━━ Data shown
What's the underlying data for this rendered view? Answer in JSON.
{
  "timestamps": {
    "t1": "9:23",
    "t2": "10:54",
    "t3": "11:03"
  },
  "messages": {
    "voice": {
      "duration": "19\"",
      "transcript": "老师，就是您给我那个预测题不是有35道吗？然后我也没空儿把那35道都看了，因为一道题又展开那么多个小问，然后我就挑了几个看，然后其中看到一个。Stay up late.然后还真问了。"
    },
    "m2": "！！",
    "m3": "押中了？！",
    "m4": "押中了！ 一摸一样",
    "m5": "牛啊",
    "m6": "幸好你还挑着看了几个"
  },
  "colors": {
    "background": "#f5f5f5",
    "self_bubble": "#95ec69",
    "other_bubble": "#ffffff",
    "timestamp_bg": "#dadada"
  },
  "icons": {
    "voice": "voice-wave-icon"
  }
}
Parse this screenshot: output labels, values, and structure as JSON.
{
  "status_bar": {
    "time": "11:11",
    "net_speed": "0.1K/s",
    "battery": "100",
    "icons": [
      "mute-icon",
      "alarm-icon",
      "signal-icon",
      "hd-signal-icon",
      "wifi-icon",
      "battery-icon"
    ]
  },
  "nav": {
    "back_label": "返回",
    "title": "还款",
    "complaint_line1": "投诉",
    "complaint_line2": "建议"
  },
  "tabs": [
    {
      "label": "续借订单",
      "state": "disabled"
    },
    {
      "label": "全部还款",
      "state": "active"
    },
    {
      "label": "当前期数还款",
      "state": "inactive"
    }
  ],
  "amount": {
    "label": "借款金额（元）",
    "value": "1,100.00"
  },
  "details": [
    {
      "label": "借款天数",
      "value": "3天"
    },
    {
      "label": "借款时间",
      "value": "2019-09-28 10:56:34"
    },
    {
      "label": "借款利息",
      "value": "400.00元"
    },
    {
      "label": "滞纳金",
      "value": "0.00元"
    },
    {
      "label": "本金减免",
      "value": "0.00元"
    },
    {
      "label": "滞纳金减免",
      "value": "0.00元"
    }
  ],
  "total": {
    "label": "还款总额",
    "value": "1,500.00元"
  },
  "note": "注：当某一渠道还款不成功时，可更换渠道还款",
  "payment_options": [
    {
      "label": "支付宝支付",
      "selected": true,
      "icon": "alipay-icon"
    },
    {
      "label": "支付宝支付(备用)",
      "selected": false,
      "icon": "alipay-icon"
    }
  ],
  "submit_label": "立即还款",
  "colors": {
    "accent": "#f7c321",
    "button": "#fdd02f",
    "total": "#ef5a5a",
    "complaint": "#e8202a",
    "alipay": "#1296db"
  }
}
━━━━
▶ _What the task requires_: The records above should be repeated in full, exactly as given.

▶ _Output for this task_:
What's the underlying data for this rendered view? Answer in JSON.
{
  "timestamps": {
    "t1": "9:23",
    "t2": "10:54",
    "t3": "11:03"
  },
  "messages": {
    "voice": {
      "duration": "19\"",
      "transcript": "老师，就是您给我那个预测题不是有35道吗？然后我也没空儿把那35道都看了，因为一道题又展开那么多个小问，然后我就挑了几个看，然后其中看到一个。Stay up late.然后还真问了。"
    },
    "m2": "！！",
    "m3": "押中了？！",
    "m4": "押中了！ 一摸一样",
    "m5": "牛啊",
    "m6": "幸好你还挑着看了几个"
  },
  "colors": {
    "background": "#f5f5f5",
    "self_bubble": "#95ec69",
    "other_bubble": "#ffffff",
    "timestamp_bg": "#dadada"
  },
  "icons": {
    "voice": "voice-wave-icon"
  }
}
Parse this screenshot: output labels, values, and structure as JSON.
{
  "status_bar": {
    "time": "11:11",
    "net_speed": "0.1K/s",
    "battery": "100",
    "icons": [
      "mute-icon",
      "alarm-icon",
      "signal-icon",
      "hd-signal-icon",
      "wifi-icon",
      "battery-icon"
    ]
  },
  "nav": {
    "back_label": "返回",
    "title": "还款",
    "complaint_line1": "投诉",
    "complaint_line2": "建议"
  },
  "tabs": [
    {
      "label": "续借订单",
      "state": "disabled"
    },
    {
      "label": "全部还款",
      "state": "active"
    },
    {
      "label": "当前期数还款",
      "state": "inactive"
    }
  ],
  "amount": {
    "label": "借款金额（元）",
    "value": "1,100.00"
  },
  "details": [
    {
      "label": "借款天数",
      "value": "3天"
    },
    {
      "label": "借款时间",
      "value": "2019-09-28 10:56:34"
    },
    {
      "label": "借款利息",
      "value": "400.00元"
    },
    {
      "label": "滞纳金",
      "value": "0.00元"
    },
    {
      "label": "本金减免",
      "value": "0.00元"
    },
    {
      "label": "滞纳金减免",
      "value": "0.00元"
    }
  ],
  "total": {
    "label": "还款总额",
    "value": "1,500.00元"
  },
  "note": "注：当某一渠道还款不成功时，可更换渠道还款",
  "payment_options": [
    {
      "label": "支付宝支付",
      "selected": true,
      "icon": "alipay-icon"
    },
    {
      "label": "支付宝支付(备用)",
      "selected": false,
      "icon": "alipay-icon"
    }
  ],
  "submit_label": "立即还款",
  "colors": {
    "accent": "#f7c321",
    "button": "#fdd02f",
    "total": "#ef5a5a",
    "complaint": "#e8202a",
    "alipay": "#1296db"
  }
}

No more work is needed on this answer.